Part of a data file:
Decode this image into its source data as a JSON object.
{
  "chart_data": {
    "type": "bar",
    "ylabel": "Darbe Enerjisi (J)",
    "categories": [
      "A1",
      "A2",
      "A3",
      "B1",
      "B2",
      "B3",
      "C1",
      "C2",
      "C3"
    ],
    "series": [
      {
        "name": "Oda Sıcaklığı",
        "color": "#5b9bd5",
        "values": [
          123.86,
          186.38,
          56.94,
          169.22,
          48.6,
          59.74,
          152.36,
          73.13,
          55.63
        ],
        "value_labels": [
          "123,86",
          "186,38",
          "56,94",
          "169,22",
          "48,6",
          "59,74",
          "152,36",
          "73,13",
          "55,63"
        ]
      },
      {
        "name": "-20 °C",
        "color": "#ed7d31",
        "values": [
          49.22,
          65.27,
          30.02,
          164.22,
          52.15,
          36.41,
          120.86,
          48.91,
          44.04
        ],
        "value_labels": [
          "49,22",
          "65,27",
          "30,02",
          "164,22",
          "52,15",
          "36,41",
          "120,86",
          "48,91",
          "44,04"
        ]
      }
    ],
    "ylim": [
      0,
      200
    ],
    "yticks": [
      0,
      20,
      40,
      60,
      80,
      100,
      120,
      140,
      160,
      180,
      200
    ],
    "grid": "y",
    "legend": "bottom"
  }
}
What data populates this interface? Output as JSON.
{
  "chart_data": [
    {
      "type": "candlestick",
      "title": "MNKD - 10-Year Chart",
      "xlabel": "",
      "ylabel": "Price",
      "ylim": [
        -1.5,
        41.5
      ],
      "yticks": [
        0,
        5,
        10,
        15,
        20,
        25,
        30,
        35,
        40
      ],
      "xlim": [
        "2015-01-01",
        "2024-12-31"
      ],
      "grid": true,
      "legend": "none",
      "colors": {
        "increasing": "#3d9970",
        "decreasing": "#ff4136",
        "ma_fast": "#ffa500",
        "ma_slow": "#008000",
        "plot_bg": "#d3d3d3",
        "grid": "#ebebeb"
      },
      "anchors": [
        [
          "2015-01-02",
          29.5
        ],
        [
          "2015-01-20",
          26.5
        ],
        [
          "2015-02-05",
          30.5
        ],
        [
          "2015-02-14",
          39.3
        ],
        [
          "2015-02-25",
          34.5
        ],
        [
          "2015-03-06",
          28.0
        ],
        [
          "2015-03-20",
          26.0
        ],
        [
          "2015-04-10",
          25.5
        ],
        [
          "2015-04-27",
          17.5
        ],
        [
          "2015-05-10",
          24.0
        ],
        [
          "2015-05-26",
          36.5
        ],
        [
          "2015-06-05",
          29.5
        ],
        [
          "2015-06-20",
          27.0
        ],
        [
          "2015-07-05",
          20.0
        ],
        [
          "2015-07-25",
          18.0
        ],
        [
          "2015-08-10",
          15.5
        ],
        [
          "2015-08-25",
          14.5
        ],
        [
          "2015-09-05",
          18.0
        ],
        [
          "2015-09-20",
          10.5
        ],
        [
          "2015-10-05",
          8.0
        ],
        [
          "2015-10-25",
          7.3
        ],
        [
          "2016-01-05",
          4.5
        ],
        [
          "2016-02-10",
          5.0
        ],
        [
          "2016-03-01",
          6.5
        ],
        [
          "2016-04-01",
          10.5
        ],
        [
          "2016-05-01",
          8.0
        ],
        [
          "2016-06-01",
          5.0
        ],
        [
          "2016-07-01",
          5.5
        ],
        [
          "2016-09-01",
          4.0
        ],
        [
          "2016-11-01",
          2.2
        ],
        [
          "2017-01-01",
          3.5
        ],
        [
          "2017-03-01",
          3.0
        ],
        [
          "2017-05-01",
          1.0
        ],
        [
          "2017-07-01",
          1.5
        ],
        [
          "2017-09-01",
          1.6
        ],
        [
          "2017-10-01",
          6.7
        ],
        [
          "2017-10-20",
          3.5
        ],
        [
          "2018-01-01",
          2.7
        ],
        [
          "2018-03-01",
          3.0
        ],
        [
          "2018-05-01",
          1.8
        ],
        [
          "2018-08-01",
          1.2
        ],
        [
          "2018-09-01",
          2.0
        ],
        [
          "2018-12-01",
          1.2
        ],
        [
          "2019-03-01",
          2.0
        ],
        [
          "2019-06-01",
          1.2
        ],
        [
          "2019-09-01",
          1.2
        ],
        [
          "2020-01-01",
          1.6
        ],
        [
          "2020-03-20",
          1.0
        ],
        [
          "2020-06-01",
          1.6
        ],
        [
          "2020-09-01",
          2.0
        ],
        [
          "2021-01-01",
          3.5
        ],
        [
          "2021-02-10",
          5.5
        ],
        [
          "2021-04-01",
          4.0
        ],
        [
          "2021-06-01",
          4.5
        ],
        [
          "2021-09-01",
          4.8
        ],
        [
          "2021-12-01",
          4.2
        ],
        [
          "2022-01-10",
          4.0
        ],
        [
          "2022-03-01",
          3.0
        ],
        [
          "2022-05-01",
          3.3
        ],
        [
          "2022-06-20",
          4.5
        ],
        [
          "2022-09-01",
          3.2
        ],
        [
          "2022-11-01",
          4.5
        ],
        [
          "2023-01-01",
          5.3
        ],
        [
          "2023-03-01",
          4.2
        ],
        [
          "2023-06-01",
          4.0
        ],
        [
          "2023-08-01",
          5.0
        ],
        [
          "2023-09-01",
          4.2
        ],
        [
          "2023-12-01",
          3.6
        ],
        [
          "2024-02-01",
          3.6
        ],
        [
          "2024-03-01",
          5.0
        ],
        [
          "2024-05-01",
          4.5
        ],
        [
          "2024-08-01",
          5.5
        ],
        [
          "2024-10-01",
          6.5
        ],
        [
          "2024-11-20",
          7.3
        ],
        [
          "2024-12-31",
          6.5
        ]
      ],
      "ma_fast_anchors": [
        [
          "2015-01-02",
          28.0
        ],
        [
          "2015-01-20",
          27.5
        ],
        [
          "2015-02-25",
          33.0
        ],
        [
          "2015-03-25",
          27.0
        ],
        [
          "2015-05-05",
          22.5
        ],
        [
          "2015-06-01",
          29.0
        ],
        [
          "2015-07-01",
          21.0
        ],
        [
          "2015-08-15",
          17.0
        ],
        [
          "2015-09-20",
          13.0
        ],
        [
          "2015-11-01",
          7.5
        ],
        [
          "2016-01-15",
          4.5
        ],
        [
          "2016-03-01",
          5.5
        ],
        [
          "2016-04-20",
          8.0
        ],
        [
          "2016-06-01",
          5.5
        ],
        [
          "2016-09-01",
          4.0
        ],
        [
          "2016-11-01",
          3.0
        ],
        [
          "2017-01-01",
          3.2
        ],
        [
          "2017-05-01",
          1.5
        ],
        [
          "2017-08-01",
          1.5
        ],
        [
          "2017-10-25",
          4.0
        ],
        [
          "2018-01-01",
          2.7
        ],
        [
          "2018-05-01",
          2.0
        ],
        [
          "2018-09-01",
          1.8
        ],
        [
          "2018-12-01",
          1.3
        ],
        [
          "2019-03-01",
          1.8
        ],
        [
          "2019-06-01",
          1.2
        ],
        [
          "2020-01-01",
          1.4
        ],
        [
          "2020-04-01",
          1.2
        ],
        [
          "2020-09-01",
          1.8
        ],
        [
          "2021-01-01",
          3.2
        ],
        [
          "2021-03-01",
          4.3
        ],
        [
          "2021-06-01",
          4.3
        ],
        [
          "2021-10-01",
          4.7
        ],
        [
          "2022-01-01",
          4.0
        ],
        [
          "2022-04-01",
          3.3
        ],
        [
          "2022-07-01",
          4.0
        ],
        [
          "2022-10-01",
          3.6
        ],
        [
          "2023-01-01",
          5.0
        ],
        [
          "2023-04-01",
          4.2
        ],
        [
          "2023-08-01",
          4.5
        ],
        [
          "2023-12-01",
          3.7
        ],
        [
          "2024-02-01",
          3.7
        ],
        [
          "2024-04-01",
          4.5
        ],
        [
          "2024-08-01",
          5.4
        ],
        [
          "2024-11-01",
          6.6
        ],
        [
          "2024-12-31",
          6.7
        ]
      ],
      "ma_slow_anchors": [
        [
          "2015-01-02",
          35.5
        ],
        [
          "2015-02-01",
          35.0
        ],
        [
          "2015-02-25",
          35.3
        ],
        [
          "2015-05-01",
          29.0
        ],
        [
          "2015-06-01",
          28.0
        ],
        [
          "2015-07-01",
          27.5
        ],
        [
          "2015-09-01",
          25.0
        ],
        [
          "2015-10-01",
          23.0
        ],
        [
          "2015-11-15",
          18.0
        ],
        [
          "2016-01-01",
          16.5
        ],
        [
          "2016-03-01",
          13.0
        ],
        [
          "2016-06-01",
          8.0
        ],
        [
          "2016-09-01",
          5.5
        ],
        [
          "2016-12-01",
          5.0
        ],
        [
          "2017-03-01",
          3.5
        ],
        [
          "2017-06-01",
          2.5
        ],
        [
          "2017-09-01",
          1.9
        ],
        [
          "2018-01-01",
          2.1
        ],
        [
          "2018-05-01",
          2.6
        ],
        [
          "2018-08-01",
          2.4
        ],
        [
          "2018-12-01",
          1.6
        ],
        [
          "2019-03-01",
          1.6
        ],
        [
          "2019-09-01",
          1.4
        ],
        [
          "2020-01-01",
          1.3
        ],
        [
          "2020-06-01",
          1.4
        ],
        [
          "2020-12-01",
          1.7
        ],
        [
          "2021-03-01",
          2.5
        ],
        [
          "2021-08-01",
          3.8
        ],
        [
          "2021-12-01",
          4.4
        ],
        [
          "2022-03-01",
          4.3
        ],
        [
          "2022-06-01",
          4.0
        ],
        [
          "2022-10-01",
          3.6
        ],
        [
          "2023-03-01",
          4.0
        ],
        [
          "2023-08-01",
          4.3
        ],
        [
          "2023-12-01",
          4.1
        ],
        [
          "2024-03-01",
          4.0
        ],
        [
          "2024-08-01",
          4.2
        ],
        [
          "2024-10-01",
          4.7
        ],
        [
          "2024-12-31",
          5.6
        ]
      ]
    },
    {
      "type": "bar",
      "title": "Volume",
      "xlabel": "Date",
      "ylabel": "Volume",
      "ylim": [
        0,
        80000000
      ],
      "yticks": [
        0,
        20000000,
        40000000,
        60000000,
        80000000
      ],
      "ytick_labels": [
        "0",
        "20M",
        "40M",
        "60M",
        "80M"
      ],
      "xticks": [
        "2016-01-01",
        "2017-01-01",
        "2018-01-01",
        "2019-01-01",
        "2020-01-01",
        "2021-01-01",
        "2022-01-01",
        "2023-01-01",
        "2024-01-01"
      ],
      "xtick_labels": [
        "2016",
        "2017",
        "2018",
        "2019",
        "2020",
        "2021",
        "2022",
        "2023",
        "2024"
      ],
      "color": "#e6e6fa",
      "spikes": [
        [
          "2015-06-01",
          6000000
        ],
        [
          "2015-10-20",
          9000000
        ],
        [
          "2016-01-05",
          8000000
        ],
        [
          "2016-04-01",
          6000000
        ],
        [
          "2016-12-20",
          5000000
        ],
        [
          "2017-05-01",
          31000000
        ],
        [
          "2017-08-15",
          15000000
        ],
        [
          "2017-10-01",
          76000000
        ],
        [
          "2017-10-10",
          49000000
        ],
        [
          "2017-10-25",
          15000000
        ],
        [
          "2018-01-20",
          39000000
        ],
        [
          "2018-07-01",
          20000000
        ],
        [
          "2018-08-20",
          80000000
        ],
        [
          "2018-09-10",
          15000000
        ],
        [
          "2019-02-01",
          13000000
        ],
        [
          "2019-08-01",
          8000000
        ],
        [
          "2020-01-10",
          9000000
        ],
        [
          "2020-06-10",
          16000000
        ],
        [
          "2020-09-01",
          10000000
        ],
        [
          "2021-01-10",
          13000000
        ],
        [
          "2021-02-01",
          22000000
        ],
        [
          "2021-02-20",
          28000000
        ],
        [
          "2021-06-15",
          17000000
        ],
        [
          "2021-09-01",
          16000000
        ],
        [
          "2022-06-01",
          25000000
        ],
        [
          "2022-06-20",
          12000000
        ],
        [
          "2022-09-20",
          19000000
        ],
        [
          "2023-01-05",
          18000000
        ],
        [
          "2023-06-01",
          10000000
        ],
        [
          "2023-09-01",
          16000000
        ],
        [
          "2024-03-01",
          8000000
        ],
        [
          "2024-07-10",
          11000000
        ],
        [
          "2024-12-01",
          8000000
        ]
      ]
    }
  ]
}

• [WRITTEN INSTRUCTION]: Find the word "this" in the data and copy out each line where it turns up.

• [RESPONSE]:
Decode this image into its source data as a JSON object.
What data populates this interface? Output as JSON.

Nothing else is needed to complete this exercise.